-- BEGIN Record list --
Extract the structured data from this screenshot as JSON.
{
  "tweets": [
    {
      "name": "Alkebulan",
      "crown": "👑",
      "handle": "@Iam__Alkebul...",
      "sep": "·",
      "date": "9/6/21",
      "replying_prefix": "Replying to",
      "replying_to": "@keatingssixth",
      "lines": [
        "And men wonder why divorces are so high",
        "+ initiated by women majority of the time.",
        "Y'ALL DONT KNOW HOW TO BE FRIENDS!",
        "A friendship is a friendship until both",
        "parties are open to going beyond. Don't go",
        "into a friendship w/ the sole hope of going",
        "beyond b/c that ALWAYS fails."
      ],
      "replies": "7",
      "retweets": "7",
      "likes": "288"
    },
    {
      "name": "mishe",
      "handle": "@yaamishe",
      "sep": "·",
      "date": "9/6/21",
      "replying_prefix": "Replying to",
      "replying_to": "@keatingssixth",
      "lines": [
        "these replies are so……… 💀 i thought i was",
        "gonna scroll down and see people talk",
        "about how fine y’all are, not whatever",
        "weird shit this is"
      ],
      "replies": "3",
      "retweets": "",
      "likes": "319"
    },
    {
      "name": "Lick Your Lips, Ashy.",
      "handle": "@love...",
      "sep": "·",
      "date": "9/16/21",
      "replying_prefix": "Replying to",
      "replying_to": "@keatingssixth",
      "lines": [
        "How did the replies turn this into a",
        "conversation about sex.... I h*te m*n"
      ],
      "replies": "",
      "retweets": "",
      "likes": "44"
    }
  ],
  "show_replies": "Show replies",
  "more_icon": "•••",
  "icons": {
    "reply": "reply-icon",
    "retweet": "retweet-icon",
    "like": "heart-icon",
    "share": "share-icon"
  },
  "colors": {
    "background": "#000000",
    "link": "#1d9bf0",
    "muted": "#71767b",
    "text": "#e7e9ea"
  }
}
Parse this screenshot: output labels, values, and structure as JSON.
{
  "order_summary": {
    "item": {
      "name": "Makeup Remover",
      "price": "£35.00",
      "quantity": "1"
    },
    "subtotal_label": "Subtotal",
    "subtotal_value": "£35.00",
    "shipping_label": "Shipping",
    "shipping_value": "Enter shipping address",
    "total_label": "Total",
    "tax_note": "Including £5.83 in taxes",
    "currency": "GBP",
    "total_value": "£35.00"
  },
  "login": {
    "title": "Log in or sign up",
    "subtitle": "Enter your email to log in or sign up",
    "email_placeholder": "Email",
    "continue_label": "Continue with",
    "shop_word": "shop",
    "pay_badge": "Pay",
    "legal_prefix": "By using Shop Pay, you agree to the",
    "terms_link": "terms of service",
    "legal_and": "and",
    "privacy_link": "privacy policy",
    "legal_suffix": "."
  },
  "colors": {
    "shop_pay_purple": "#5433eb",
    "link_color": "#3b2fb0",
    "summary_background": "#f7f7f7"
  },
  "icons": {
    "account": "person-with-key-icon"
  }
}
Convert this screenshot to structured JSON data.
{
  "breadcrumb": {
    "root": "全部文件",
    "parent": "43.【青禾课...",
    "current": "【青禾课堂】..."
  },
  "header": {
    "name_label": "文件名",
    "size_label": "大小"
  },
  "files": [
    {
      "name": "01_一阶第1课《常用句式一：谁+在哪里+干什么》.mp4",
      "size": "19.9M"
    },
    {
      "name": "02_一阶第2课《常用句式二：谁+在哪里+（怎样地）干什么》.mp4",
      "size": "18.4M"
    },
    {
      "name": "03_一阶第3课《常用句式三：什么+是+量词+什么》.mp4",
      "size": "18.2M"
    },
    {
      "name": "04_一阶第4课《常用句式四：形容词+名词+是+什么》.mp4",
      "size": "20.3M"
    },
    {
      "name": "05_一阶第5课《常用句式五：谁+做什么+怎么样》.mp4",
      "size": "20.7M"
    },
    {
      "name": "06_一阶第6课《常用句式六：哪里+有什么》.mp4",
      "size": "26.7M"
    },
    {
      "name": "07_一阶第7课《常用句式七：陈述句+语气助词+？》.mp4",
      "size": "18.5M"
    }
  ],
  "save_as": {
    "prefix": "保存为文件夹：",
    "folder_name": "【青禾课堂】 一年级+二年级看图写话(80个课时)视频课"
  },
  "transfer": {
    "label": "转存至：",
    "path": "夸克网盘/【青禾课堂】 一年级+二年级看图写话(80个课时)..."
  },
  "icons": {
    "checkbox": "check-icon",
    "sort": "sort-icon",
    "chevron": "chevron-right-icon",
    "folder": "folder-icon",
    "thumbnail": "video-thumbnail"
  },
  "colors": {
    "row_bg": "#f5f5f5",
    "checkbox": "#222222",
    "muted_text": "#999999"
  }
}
-- END Record list --
=== Exercise directions ===
Return the entries in full, keeping every line exactly as it is.

=== Task solution ===
Extract the structured data from this screenshot as JSON.
{
  "tweets": [
    {
      "name": "Alkebulan",
      "crown": "👑",
      "handle": "@Iam__Alkebul...",
      "sep": "·",
      "date": "9/6/21",
      "replying_prefix": "Replying to",
      "replying_to": "@keatingssixth",
      "lines": [
        "And men wonder why divorces are so high",
        "+ initiated by women majority of the time.",
        "Y'ALL DONT KNOW HOW TO BE FRIENDS!",
        "A friendship is a friendship until both",
        "parties are open to going beyond. Don't go",
        "into a friendship w/ the sole hope of going",
        "beyond b/c that ALWAYS fails."
      ],
      "replies": "7",
      "retweets": "7",
      "likes": "288"
    },
    {
      "name": "mishe",
      "handle": "@yaamishe",
      "sep": "·",
      "date": "9/6/21",
      "replying_prefix": "Replying to",
      "replying_to": "@keatingssixth",
      "lines": [
        "these replies are so……… 💀 i thought i was",
        "gonna scroll down and see people talk",
        "about how fine y’all are, not whatever",
        "weird shit this is"
      ],
      "replies": "3",
      "retweets": "",
      "likes": "319"
    },
    {
      "name": "Lick Your Lips, Ashy.",
      "handle": "@love...",
      "sep": "·",
      "date": "9/16/21",
      "replying_prefix": "Replying to",
      "replying_to": "@keatingssixth",
      "lines": [
        "How did the replies turn this into a",
        "conversation about sex.... I h*te m*n"
      ],
      "replies": "",
      "retweets": "",
      "likes": "44"
    }
  ],
  "show_replies": "Show replies",
  "more_icon": "•••",
  "icons": {
    "reply": "reply-icon",
    "retweet": "retweet-icon",
    "like": "heart-icon",
    "share": "share-icon"
  },
  "colors": {
    "background": "#000000",
    "link": "#1d9bf0",
    "muted": "#71767b",
    "text": "#e7e9ea"
  }
}
Parse this screenshot: output labels, values, and structure as JSON.
{
  "order_summary": {
    "item": {
      "name": "Makeup Remover",
      "price": "£35.00",
      "quantity": "1"
    },
    "subtotal_label": "Subtotal",
    "subtotal_value": "£35.00",
    "shipping_label": "Shipping",
    "shipping_value": "Enter shipping address",
    "total_label": "Total",
    "tax_note": "Including £5.83 in taxes",
    "currency": "GBP",
    "total_value": "£35.00"
  },
  "login": {
    "title": "Log in or sign up",
    "subtitle": "Enter your email to log in or sign up",
    "email_placeholder": "Email",
    "continue_label": "Continue with",
    "shop_word": "shop",
    "pay_badge": "Pay",
    "legal_prefix": "By using Shop Pay, you agree to the",
    "terms_link": "terms of service",
    "legal_and": "and",
    "privacy_link": "privacy policy",
    "legal_suffix": "."
  },
  "colors": {
    "shop_pay_purple": "#5433eb",
    "link_color": "#3b2fb0",
    "summary_background": "#f7f7f7"
  },
  "icons": {
    "account": "person-with-key-icon"
  }
}
Convert this screenshot to structured JSON data.
{
  "breadcrumb": {
    "root": "全部文件",
    "parent": "43.【青禾课...",
    "current": "【青禾课堂】..."
  },
  "header": {
    "name_label": "文件名",
    "size_label": "大小"
  },
  "files": [
    {
      "name": "01_一阶第1课《常用句式一：谁+在哪里+干什么》.mp4",
      "size": "19.9M"
    },
    {
      "name": "02_一阶第2课《常用句式二：谁+在哪里+（怎样地）干什么》.mp4",
      "size": "18.4M"
    },
    {
      "name": "03_一阶第3课《常用句式三：什么+是+量词+什么》.mp4",
      "size": "18.2M"
    },
    {
      "name": "04_一阶第4课《常用句式四：形容词+名词+是+什么》.mp4",
      "size": "20.3M"
    },
    {
      "name": "05_一阶第5课《常用句式五：谁+做什么+怎么样》.mp4",
      "size": "20.7M"
    },
    {
      "name": "06_一阶第6课《常用句式六：哪里+有什么》.mp4",
      "size": "26.7M"
    },
    {
      "name": "07_一阶第7课《常用句式七：陈述句+语气助词+？》.mp4",
      "size": "18.5M"
    }
  ],
  "save_as": {
    "prefix": "保存为文件夹：",
    "folder_name": "【青禾课堂】 一年级+二年级看图写话(80个课时)视频课"
  },
  "transfer": {
    "label": "转存至：",
    "path": "夸克网盘/【青禾课堂】 一年级+二年级看图写话(80个课时)..."
  },
  "icons": {
    "checkbox": "check-icon",
    "sort": "sort-icon",
    "chevron": "chevron-right-icon",
    "folder": "folder-icon",
    "thumbnail": "video-thumbnail"
  },
  "colors": {
    "row_bg": "#f5f5f5",
    "checkbox": "#222222",
    "muted_text": "#999999"
  }
}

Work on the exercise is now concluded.